>> Start Provided information

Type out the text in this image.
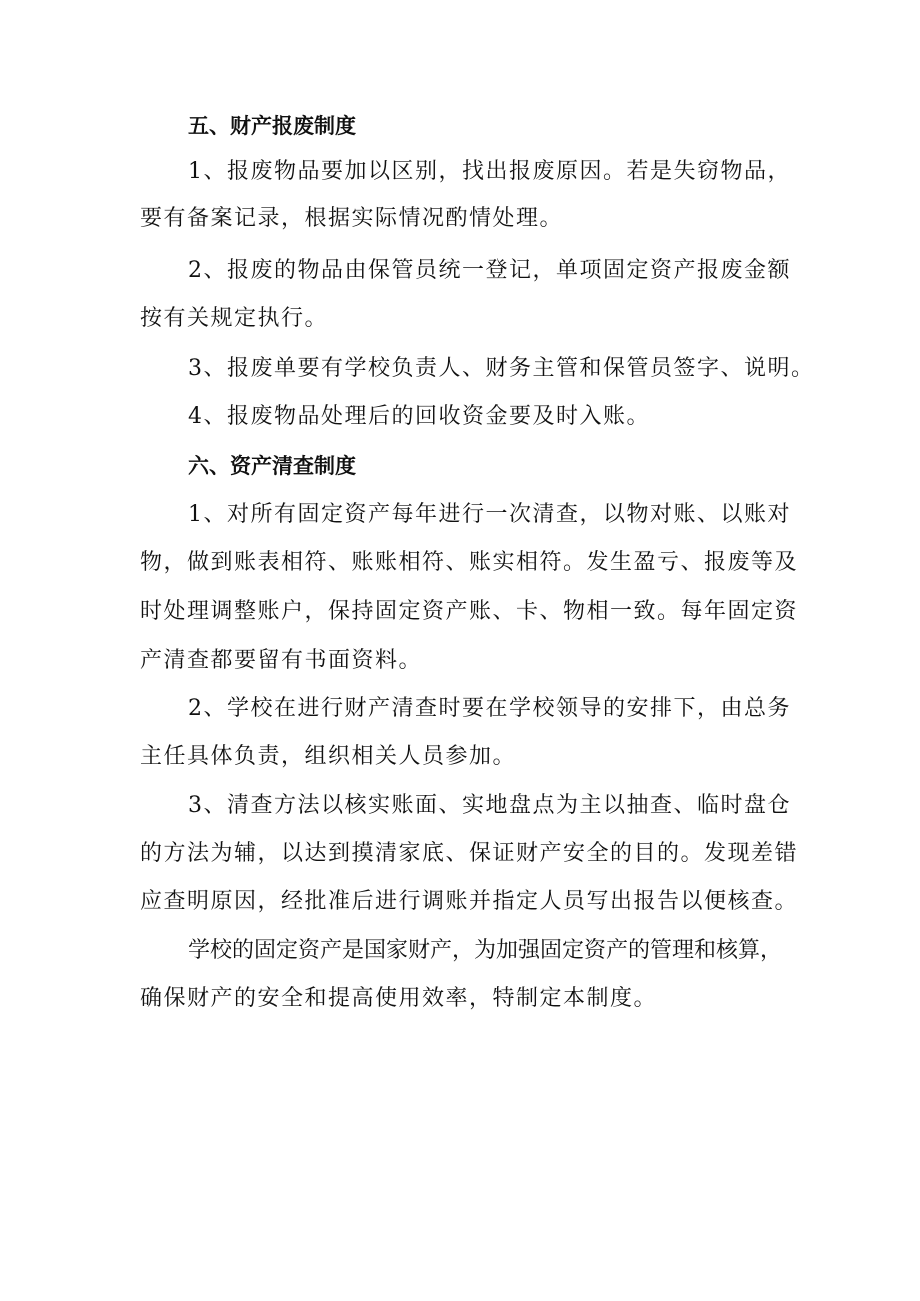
五、财产报废制度
1、报废物品要加以区别，找出报废原因。若是失窃物品，
要有备案记录，根据实际情况酌情处理。
2、报废的物品由保管员统一登记，单项固定资产报废金额
按有关规定执行。
3、报废单要有学校负责人、财务主管和保管员签字、说明。
4、报废物品处理后的回收资金要及时入账。
六、资产清查制度
1、对所有固定资产每年进行一次清查，以物对账、以账对
物，做到账表相符、账账相符、账实相符。发生盈亏、报废等及
时处理调整账户，保持固定资产账、卡、物相一致。每年固定资
产清查都要留有书面资料。
2、学校在进行财产清查时要在学校领导的安排下，由总务
主任具体负责，组织相关人员参加。
3、清查方法以核实账面、实地盘点为主以抽查、临时盘仓
的方法为辅，以达到摸清家底、保证财产安全的目的。发现差错
应查明原因，经批准后进行调账并指定人员写出报告以便核查。
学校的固定资产是国家财产，为加强固定资产的管理和核算，
确保财产的安全和提高使用效率，特制定本制度。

>> End Provided information

## Set task:
The data above should be repeated exactly, minus any pictures.

## Complete answer:
Type out the text in this image.
五、财产报废制度
1、报废物品要加以区别，找出报废原因。若是失窃物品，
要有备案记录，根据实际情况酌情处理。
2、报废的物品由保管员统一登记，单项固定资产报废金额
按有关规定执行。
3、报废单要有学校负责人、财务主管和保管员签字、说明。
4、报废物品处理后的回收资金要及时入账。
六、资产清查制度
1、对所有固定资产每年进行一次清查，以物对账、以账对
物，做到账表相符、账账相符、账实相符。发生盈亏、报废等及
时处理调整账户，保持固定资产账、卡、物相一致。每年固定资
产清查都要留有书面资料。
2、学校在进行财产清查时要在学校领导的安排下，由总务
主任具体负责，组织相关人员参加。
3、清查方法以核实账面、实地盘点为主以抽查、临时盘仓
的方法为辅，以达到摸清家底、保证财产安全的目的。发现差错
应查明原因，经批准后进行调账并指定人员写出报告以便核查。
学校的固定资产是国家财产，为加强固定资产的管理和核算，
确保财产的安全和提高使用效率，特制定本制度。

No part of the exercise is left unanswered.